--- Start of Dataset ---

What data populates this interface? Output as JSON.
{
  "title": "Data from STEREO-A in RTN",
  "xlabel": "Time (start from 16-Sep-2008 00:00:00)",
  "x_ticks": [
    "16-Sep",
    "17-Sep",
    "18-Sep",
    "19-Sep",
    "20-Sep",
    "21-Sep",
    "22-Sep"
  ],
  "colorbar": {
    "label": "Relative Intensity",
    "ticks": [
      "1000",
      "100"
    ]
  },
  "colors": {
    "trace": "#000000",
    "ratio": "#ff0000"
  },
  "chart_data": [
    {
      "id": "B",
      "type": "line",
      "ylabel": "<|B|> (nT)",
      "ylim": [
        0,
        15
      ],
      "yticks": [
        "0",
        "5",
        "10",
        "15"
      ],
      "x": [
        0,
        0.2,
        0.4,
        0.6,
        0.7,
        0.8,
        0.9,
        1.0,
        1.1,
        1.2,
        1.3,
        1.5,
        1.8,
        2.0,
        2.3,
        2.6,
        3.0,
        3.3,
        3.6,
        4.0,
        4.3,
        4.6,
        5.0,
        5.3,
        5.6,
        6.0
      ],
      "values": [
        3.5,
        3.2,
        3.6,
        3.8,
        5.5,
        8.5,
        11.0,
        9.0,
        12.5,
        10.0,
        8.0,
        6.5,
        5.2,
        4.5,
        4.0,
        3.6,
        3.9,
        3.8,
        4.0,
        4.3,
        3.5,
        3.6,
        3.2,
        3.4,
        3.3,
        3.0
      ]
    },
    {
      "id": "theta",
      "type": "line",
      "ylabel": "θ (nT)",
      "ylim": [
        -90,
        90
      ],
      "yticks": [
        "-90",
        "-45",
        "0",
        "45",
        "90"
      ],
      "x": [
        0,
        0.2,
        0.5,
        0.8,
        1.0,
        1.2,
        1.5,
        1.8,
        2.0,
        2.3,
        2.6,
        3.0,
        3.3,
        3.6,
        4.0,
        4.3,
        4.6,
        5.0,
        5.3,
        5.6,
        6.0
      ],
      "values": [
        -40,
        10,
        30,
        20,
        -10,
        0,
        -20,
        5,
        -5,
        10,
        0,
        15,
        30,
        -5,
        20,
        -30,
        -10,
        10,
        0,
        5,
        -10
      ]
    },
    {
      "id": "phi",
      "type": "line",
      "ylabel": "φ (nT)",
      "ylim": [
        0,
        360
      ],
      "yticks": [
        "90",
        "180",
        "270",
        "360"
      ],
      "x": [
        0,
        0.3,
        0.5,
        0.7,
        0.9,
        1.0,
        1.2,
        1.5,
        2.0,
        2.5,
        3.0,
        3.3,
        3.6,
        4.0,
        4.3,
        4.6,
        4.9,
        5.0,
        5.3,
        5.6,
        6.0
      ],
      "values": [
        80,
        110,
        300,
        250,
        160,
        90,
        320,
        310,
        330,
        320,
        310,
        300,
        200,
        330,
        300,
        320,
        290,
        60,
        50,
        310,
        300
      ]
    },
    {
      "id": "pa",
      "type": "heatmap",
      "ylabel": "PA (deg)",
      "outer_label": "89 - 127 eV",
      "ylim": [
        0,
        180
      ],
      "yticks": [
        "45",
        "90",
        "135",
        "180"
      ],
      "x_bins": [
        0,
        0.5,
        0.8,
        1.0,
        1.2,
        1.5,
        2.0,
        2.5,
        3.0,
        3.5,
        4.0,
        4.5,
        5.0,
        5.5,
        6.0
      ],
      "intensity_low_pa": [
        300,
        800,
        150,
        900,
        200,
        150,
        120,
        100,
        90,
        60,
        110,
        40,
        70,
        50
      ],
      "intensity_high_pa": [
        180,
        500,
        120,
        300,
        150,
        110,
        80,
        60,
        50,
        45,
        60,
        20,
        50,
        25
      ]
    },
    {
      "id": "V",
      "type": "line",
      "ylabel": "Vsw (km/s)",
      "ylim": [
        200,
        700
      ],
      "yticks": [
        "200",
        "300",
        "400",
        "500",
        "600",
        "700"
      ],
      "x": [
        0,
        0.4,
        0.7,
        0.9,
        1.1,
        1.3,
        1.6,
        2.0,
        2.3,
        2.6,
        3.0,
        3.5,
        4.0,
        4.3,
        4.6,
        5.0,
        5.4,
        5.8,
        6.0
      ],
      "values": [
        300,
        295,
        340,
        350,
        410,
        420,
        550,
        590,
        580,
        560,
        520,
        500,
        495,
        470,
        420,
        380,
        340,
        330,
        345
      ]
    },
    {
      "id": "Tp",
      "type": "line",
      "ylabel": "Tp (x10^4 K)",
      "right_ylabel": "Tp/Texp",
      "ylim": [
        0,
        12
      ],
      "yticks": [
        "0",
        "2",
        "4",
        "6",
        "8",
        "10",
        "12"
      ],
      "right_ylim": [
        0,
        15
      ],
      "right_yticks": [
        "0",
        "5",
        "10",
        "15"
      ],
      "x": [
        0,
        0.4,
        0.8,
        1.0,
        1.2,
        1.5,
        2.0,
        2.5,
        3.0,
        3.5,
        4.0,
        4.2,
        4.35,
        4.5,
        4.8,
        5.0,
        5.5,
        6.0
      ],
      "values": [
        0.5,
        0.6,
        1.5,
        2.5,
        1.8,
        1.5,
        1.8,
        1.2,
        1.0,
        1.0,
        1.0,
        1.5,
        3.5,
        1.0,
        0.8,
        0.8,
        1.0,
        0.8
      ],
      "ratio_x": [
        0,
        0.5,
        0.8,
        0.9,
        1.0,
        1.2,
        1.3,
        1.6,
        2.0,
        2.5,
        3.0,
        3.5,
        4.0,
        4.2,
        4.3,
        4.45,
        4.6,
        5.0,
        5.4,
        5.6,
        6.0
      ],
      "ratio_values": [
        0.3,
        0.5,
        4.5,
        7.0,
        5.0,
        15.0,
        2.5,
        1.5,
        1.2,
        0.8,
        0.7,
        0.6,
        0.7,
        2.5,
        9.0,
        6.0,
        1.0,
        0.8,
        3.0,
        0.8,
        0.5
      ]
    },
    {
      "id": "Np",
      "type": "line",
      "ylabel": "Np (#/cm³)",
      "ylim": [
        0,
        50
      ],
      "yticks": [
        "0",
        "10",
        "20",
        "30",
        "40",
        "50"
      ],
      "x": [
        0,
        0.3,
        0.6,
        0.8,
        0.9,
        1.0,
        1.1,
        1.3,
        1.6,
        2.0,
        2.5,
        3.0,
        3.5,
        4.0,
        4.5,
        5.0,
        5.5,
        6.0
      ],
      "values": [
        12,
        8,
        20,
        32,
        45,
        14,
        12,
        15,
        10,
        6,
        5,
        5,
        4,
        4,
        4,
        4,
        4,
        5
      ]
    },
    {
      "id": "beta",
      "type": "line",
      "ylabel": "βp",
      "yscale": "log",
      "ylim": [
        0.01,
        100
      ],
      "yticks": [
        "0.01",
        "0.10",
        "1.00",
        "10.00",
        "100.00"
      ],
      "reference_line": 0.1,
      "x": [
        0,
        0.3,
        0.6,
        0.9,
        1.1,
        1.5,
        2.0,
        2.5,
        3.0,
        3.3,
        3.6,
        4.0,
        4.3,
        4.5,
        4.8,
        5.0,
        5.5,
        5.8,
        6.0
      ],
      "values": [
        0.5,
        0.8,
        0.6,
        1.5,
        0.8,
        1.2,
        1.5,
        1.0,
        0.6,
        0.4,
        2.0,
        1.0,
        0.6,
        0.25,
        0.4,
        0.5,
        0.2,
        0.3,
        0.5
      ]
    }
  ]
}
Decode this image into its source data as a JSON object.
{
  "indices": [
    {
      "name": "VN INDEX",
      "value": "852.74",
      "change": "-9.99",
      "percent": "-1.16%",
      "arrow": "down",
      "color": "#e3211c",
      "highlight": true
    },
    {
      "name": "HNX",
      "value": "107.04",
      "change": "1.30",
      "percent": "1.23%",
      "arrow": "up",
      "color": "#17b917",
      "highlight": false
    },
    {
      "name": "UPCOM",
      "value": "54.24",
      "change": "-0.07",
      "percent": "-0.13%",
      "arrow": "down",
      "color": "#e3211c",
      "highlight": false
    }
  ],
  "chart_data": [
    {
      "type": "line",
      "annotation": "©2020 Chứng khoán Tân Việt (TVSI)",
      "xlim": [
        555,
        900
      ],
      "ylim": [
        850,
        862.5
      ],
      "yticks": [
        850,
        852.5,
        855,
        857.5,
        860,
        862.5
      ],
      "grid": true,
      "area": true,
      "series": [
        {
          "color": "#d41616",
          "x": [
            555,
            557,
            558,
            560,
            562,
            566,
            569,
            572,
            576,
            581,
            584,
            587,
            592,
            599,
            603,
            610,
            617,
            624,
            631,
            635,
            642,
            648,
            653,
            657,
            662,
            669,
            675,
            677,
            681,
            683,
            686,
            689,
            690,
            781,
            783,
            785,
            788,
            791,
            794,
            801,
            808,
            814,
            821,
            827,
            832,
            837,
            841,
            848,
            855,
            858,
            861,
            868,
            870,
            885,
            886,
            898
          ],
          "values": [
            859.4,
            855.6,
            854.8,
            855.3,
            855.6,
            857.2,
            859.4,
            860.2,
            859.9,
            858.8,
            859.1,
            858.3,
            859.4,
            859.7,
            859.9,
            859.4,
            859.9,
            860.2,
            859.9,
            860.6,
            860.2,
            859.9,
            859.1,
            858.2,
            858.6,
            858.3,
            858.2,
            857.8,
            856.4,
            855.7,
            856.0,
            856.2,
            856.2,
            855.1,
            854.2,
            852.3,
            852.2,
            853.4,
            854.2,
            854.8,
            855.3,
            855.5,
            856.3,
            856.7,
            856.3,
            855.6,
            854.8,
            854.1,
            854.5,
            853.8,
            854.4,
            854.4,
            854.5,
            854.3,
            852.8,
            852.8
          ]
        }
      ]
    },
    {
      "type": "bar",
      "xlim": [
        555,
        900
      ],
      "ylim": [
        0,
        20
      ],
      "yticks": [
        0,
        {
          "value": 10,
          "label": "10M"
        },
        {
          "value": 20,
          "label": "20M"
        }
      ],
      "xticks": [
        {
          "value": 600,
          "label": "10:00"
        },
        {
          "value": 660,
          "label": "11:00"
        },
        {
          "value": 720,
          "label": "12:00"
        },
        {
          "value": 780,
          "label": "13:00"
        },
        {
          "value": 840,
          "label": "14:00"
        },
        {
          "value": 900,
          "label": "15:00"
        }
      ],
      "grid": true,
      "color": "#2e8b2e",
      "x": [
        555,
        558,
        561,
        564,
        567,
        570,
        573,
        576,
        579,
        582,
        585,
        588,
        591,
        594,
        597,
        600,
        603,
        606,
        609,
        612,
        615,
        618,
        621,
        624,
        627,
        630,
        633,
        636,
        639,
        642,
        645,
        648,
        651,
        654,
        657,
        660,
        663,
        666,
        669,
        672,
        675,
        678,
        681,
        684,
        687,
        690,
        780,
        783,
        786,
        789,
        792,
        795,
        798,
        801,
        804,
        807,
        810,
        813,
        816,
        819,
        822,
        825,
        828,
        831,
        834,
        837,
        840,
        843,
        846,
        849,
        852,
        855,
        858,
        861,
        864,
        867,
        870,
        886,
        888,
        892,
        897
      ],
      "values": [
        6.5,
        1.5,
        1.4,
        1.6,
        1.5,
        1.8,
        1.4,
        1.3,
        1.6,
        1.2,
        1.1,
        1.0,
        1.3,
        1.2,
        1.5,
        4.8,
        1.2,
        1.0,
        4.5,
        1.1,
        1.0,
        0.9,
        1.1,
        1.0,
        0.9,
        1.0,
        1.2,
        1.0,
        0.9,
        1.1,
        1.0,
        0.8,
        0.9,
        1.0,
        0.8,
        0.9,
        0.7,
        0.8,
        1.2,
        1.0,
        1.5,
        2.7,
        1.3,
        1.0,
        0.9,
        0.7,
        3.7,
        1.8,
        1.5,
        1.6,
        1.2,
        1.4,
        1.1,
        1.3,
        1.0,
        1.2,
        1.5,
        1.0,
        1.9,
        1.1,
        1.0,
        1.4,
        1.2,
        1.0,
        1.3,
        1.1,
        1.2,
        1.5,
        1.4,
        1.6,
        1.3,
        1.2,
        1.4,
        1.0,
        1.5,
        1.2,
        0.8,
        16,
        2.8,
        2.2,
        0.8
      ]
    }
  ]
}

--- End of Dataset ---

Pick out all lines containing the string "percent".

■ Exercise output
      "percent": "-1.16%",
      "percent": "1.23%",
      "percent": "-0.13%",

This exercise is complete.